== Data supplied
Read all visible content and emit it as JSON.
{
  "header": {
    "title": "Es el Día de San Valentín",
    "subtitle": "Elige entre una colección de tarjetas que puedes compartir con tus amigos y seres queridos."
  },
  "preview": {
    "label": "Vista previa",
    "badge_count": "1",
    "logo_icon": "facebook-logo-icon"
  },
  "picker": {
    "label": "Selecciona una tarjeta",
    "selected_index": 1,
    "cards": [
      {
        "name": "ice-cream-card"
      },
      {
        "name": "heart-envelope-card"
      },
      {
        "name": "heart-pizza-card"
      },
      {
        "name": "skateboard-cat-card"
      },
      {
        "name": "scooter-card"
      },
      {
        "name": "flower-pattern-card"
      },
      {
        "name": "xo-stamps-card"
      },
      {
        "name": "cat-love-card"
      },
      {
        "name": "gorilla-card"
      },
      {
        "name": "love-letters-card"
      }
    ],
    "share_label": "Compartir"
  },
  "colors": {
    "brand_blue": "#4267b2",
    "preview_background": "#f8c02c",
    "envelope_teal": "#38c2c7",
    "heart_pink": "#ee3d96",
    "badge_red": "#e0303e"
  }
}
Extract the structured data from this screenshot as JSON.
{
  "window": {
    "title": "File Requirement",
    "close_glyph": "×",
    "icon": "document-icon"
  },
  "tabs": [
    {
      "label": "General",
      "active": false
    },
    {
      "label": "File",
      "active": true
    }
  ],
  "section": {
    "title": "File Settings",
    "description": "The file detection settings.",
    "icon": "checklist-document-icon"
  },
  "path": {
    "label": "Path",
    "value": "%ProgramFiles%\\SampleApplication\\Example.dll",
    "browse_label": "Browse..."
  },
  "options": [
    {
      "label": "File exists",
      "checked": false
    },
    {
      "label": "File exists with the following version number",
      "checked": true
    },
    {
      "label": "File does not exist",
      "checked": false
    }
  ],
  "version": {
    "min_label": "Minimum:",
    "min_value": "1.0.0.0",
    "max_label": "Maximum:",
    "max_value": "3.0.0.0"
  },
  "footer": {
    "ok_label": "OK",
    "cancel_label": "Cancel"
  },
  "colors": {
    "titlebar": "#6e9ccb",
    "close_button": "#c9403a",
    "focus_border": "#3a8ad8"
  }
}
====
■ **Given request**
Print every record exactly as it was given.

■ **Worked solution**
Read all visible content and emit it as JSON.
{
  "header": {
    "title": "Es el Día de San Valentín",
    "subtitle": "Elige entre una colección de tarjetas que puedes compartir con tus amigos y seres queridos."
  },
  "preview": {
    "label": "Vista previa",
    "badge_count": "1",
    "logo_icon": "facebook-logo-icon"
  },
  "picker": {
    "label": "Selecciona una tarjeta",
    "selected_index": 1,
    "cards": [
      {
        "name": "ice-cream-card"
      },
      {
        "name": "heart-envelope-card"
      },
      {
        "name": "heart-pizza-card"
      },
      {
        "name": "skateboard-cat-card"
      },
      {
        "name": "scooter-card"
      },
      {
        "name": "flower-pattern-card"
      },
      {
        "name": "xo-stamps-card"
      },
      {
        "name": "cat-love-card"
      },
      {
        "name": "gorilla-card"
      },
      {
        "name": "love-letters-card"
      }
    ],
    "share_label": "Compartir"
  },
  "colors": {
    "brand_blue": "#4267b2",
    "preview_background": "#f8c02c",
    "envelope_teal": "#38c2c7",
    "heart_pink": "#ee3d96",
    "badge_red": "#e0303e"
  }
}
Extract the structured data from this screenshot as JSON.
{
  "window": {
    "title": "File Requirement",
    "close_glyph": "×",
    "icon": "document-icon"
  },
  "tabs": [
    {
      "label": "General",
      "active": false
    },
    {
      "label": "File",
      "active": true
    }
  ],
  "section": {
    "title": "File Settings",
    "description": "The file detection settings.",
    "icon": "checklist-document-icon"
  },
  "path": {
    "label": "Path",
    "value": "%ProgramFiles%\\SampleApplication\\Example.dll",
    "browse_label": "Browse..."
  },
  "options": [
    {
      "label": "File exists",
      "checked": false
    },
    {
      "label": "File exists with the following version number",
      "checked": true
    },
    {
      "label": "File does not exist",
      "checked": false
    }
  ],
  "version": {
    "min_label": "Minimum:",
    "min_value": "1.0.0.0",
    "max_label": "Maximum:",
    "max_value": "3.0.0.0"
  },
  "footer": {
    "ok_label": "OK",
    "cancel_label": "Cancel"
  },
  "colors": {
    "titlebar": "#6e9ccb",
    "close_button": "#c9403a",
    "focus_border": "#3a8ad8"
  }
}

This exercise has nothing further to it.